Extracted data ::
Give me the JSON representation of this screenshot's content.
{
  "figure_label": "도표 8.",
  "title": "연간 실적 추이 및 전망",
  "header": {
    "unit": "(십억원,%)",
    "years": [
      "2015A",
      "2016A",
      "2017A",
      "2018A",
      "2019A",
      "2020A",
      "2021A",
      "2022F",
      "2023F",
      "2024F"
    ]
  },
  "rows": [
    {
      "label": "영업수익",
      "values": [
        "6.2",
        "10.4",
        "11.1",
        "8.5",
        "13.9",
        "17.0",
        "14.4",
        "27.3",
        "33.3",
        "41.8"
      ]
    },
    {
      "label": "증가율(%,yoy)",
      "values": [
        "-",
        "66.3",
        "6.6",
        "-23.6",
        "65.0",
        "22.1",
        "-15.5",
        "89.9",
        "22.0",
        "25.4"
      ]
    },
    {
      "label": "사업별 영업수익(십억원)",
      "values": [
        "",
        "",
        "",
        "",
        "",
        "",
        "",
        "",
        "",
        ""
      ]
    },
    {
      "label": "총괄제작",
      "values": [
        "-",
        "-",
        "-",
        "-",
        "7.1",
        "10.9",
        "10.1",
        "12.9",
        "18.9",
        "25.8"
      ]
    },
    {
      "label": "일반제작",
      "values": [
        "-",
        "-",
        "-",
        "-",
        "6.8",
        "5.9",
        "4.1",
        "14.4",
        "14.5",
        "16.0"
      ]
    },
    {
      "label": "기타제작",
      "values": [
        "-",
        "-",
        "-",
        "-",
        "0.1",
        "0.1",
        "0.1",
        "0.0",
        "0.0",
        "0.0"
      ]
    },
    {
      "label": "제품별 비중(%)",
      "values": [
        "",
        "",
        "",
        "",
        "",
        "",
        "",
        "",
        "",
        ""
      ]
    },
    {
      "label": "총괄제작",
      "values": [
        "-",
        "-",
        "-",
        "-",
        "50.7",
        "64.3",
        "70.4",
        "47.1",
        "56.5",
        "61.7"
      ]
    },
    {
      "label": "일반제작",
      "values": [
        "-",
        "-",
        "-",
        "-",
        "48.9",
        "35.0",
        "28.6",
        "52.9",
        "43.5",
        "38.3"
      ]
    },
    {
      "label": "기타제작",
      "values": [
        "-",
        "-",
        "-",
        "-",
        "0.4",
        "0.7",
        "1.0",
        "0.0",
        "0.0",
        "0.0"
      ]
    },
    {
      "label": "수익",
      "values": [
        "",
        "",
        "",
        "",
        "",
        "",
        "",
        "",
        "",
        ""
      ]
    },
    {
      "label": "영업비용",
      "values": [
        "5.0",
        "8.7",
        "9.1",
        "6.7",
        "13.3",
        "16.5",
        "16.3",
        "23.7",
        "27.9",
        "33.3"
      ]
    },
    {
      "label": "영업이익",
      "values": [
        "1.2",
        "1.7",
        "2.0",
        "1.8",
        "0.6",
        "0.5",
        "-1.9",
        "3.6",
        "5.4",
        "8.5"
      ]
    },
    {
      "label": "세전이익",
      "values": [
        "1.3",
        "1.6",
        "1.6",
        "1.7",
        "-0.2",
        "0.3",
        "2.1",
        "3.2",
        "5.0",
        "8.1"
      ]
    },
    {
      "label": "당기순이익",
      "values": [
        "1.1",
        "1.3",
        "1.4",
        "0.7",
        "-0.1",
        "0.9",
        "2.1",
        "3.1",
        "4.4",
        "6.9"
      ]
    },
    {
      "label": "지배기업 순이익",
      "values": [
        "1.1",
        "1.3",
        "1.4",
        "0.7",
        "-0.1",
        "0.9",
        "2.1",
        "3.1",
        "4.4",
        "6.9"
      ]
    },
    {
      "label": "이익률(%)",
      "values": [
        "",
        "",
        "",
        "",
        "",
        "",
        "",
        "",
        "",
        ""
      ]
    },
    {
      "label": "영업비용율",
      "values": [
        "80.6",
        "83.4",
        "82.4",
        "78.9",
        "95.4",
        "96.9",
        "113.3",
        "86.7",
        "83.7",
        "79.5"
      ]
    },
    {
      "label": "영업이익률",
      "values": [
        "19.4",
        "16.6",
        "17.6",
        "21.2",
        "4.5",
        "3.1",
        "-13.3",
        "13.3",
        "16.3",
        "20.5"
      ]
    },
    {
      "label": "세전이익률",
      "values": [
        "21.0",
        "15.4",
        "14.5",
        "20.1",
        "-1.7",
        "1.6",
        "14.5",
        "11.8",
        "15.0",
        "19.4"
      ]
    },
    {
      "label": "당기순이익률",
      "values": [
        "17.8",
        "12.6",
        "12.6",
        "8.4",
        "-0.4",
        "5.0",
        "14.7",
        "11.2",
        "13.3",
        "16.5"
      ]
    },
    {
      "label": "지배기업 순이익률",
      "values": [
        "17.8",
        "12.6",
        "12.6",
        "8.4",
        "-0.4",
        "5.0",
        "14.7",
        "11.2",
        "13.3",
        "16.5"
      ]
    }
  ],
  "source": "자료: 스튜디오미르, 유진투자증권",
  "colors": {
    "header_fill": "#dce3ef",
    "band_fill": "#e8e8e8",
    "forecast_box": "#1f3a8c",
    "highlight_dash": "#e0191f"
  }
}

Job :: Extract every line above exactly as it stands.

Response below ::
Give me the JSON representation of this screenshot's content.
{
  "figure_label": "도표 8.",
  "title": "연간 실적 추이 및 전망",
  "header": {
    "unit": "(십억원,%)",
    "years": [
      "2015A",
      "2016A",
      "2017A",
      "2018A",
      "2019A",
      "2020A",
      "2021A",
      "2022F",
      "2023F",
      "2024F"
    ]
  },
  "rows": [
    {
      "label": "영업수익",
      "values": [
        "6.2",
        "10.4",
        "11.1",
        "8.5",
        "13.9",
        "17.0",
        "14.4",
        "27.3",
        "33.3",
        "41.8"
      ]
    },
    {
      "label": "증가율(%,yoy)",
      "values": [
        "-",
        "66.3",
        "6.6",
        "-23.6",
        "65.0",
        "22.1",
        "-15.5",
        "89.9",
        "22.0",
        "25.4"
      ]
    },
    {
      "label": "사업별 영업수익(십억원)",
      "values": [
        "",
        "",
        "",
        "",
        "",
        "",
        "",
        "",
        "",
        ""
      ]
    },
    {
      "label": "총괄제작",
      "values": [
        "-",
        "-",
        "-",
        "-",
        "7.1",
        "10.9",
        "10.1",
        "12.9",
        "18.9",
        "25.8"
      ]
    },
    {
      "label": "일반제작",
      "values": [
        "-",
        "-",
        "-",
        "-",
        "6.8",
        "5.9",
        "4.1",
        "14.4",
        "14.5",
        "16.0"
      ]
    },
    {
      "label": "기타제작",
      "values": [
        "-",
        "-",
        "-",
        "-",
        "0.1",
        "0.1",
        "0.1",
        "0.0",
        "0.0",
        "0.0"
      ]
    },
    {
      "label": "제품별 비중(%)",
      "values": [
        "",
        "",
        "",
        "",
        "",
        "",
        "",
        "",
        "",
        ""
      ]
    },
    {
      "label": "총괄제작",
      "values": [
        "-",
        "-",
        "-",
        "-",
        "50.7",
        "64.3",
        "70.4",
        "47.1",
        "56.5",
        "61.7"
      ]
    },
    {
      "label": "일반제작",
      "values": [
        "-",
        "-",
        "-",
        "-",
        "48.9",
        "35.0",
        "28.6",
        "52.9",
        "43.5",
        "38.3"
      ]
    },
    {
      "label": "기타제작",
      "values": [
        "-",
        "-",
        "-",
        "-",
        "0.4",
        "0.7",
        "1.0",
        "0.0",
        "0.0",
        "0.0"
      ]
    },
    {
      "label": "수익",
      "values": [
        "",
        "",
        "",
        "",
        "",
        "",
        "",
        "",
        "",
        ""
      ]
    },
    {
      "label": "영업비용",
      "values": [
        "5.0",
        "8.7",
        "9.1",
        "6.7",
        "13.3",
        "16.5",
        "16.3",
        "23.7",
        "27.9",
        "33.3"
      ]
    },
    {
      "label": "영업이익",
      "values": [
        "1.2",
        "1.7",
        "2.0",
        "1.8",
        "0.6",
        "0.5",
        "-1.9",
        "3.6",
        "5.4",
        "8.5"
      ]
    },
    {
      "label": "세전이익",
      "values": [
        "1.3",
        "1.6",
        "1.6",
        "1.7",
        "-0.2",
        "0.3",
        "2.1",
        "3.2",
        "5.0",
        "8.1"
      ]
    },
    {
      "label": "당기순이익",
      "values": [
        "1.1",
        "1.3",
        "1.4",
        "0.7",
        "-0.1",
        "0.9",
        "2.1",
        "3.1",
        "4.4",
        "6.9"
      ]
    },
    {
      "label": "지배기업 순이익",
      "values": [
        "1.1",
        "1.3",
        "1.4",
        "0.7",
        "-0.1",
        "0.9",
        "2.1",
        "3.1",
        "4.4",
        "6.9"
      ]
    },
    {
      "label": "이익률(%)",
      "values": [
        "",
        "",
        "",
        "",
        "",
        "",
        "",
        "",
        "",
        ""
      ]
    },
    {
      "label": "영업비용율",
      "values": [
        "80.6",
        "83.4",
        "82.4",
        "78.9",
        "95.4",
        "96.9",
        "113.3",
        "86.7",
        "83.7",
        "79.5"
      ]
    },
    {
      "label": "영업이익률",
      "values": [
        "19.4",
        "16.6",
        "17.6",
        "21.2",
        "4.5",
        "3.1",
        "-13.3",
        "13.3",
        "16.3",
        "20.5"
      ]
    },
    {
      "label": "세전이익률",
      "values": [
        "21.0",
        "15.4",
        "14.5",
        "20.1",
        "-1.7",
        "1.6",
        "14.5",
        "11.8",
        "15.0",
        "19.4"
      ]
    },
    {
      "label": "당기순이익률",
      "values": [
        "17.8",
        "12.6",
        "12.6",
        "8.4",
        "-0.4",
        "5.0",
        "14.7",
        "11.2",
        "13.3",
        "16.5"
      ]
    },
    {
      "label": "지배기업 순이익률",
      "values": [
        "17.8",
        "12.6",
        "12.6",
        "8.4",
        "-0.4",
        "5.0",
        "14.7",
        "11.2",
        "13.3",
        "16.5"
      ]
    }
  ],
  "source": "자료: 스튜디오미르, 유진투자증권",
  "colors": {
    "header_fill": "#dce3ef",
    "band_fill": "#e8e8e8",
    "forecast_box": "#1f3a8c",
    "highlight_dash": "#e0191f"
  }
}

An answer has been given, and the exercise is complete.